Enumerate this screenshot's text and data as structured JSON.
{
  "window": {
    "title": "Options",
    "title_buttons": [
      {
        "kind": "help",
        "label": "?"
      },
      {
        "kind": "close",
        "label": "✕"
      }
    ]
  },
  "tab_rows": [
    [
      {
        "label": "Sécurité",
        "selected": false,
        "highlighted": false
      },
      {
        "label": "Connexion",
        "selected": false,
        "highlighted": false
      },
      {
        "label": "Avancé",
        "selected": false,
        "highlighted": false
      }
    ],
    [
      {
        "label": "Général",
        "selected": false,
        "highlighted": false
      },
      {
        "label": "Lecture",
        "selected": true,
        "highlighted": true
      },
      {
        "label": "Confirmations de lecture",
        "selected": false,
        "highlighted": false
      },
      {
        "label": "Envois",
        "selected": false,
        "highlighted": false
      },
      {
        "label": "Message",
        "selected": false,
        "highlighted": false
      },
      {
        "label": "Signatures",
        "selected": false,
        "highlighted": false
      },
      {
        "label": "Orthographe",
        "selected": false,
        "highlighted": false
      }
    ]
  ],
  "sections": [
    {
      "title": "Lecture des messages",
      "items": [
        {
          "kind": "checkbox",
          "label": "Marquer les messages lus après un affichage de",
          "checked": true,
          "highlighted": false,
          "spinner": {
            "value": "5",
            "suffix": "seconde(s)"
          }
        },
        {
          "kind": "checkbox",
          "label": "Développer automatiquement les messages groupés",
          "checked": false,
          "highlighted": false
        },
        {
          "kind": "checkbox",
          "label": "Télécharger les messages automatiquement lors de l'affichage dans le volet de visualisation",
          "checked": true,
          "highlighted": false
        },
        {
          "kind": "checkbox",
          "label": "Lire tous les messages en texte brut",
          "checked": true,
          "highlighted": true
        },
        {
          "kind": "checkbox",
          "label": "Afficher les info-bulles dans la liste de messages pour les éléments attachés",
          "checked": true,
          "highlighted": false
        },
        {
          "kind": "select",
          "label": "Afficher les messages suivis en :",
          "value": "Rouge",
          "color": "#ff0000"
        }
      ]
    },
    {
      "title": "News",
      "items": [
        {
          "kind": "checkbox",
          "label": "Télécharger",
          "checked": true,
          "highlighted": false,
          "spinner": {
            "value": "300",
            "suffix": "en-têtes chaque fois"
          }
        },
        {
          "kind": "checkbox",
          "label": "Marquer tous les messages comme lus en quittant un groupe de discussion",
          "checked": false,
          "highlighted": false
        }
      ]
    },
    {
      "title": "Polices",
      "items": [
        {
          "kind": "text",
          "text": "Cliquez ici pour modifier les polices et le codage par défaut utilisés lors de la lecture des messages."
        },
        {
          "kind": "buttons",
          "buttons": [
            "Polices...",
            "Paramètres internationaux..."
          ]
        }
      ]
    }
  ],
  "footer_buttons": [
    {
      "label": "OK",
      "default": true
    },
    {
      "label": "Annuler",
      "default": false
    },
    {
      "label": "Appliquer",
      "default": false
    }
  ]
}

——

> _SHORT TASK_
Go through the records above and copy every line with the word "dans".

> _TASK OUTPUT_
          "label": "Télécharger les messages automatiquement lors de l'affichage dans le volet de visualisation",
          "label": "Afficher les info-bulles dans la liste de messages pour les éléments attachés",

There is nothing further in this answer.